§ **Set problem**
Quote, word for word, every line starting at the line that contains "Convert this screenshot" and ending with the last line of the records; include both of these lines and no others.

§ **Task data**
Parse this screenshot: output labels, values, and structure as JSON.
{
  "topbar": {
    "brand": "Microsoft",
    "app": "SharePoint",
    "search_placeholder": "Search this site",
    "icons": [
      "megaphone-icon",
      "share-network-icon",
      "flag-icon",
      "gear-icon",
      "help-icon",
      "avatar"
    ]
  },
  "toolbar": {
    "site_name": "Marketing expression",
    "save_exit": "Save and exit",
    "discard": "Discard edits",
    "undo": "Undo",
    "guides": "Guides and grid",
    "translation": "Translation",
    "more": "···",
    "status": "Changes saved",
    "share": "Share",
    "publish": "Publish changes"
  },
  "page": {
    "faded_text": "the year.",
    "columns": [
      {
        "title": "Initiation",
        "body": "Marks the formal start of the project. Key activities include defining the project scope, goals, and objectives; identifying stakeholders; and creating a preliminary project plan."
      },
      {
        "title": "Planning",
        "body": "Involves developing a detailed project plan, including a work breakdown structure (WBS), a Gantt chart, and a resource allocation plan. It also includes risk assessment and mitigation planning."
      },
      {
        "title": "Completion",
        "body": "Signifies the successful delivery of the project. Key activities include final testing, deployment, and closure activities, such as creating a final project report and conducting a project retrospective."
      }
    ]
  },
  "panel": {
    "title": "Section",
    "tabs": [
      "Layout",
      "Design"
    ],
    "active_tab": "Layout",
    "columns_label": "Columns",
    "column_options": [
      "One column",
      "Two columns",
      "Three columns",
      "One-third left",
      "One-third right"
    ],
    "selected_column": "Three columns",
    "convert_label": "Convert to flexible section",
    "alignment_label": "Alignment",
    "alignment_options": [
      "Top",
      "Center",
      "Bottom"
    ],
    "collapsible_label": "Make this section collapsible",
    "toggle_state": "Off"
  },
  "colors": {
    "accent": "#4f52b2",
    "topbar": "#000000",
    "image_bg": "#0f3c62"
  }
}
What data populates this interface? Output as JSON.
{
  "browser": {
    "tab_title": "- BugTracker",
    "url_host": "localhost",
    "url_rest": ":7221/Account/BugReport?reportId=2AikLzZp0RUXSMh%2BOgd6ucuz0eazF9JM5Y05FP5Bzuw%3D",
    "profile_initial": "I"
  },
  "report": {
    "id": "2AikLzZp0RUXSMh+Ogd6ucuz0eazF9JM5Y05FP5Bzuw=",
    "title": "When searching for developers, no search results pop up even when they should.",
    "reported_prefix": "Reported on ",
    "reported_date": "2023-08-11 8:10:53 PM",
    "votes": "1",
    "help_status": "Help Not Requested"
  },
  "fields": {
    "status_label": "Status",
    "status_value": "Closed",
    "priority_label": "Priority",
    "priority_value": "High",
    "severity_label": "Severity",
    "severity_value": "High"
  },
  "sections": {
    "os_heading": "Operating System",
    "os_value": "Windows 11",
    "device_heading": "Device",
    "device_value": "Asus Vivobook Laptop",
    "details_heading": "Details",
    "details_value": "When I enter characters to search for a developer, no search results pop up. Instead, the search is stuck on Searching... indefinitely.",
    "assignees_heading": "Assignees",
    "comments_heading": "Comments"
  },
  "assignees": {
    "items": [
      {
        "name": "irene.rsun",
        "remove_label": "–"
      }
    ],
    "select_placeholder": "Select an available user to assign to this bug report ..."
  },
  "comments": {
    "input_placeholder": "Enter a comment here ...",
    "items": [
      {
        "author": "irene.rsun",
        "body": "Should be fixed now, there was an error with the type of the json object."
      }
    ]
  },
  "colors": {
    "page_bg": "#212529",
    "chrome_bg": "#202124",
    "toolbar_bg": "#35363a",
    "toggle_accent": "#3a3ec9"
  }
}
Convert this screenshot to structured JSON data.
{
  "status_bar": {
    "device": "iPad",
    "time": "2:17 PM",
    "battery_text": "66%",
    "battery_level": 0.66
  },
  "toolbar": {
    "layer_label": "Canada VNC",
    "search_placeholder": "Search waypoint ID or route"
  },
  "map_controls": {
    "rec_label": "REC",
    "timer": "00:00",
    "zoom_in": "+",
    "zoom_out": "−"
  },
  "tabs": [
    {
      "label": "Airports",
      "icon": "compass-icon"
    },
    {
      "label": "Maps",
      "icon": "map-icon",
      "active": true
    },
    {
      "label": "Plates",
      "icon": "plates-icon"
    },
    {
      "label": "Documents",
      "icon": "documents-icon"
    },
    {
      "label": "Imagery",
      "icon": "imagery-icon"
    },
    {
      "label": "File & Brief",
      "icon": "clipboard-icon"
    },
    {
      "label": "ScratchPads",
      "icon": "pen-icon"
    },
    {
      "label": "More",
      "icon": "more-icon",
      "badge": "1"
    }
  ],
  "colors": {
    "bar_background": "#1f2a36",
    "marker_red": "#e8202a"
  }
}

§ **Full solution**
Convert this screenshot to structured JSON data.
{
  "status_bar": {
    "device": "iPad",
    "time": "2:17 PM",
    "battery_text": "66%",
    "battery_level": 0.66
  },
  "toolbar": {
    "layer_label": "Canada VNC",
    "search_placeholder": "Search waypoint ID or route"
  },
  "map_controls": {
    "rec_label": "REC",
    "timer": "00:00",
    "zoom_in": "+",
    "zoom_out": "−"
  },
  "tabs": [
    {
      "label": "Airports",
      "icon": "compass-icon"
    },
    {
      "label": "Maps",
      "icon": "map-icon",
      "active": true
    },
    {
      "label": "Plates",
      "icon": "plates-icon"
    },
    {
      "label": "Documents",
      "icon": "documents-icon"
    },
    {
      "label": "Imagery",
      "icon": "imagery-icon"
    },
    {
      "label": "File & Brief",
      "icon": "clipboard-icon"
    },
    {
      "label": "ScratchPads",
      "icon": "pen-icon"
    },
    {
      "label": "More",
      "icon": "more-icon",
      "badge": "1"
    }
  ],
  "colors": {
    "bar_background": "#1f2a36",
    "marker_red": "#e8202a"
  }
}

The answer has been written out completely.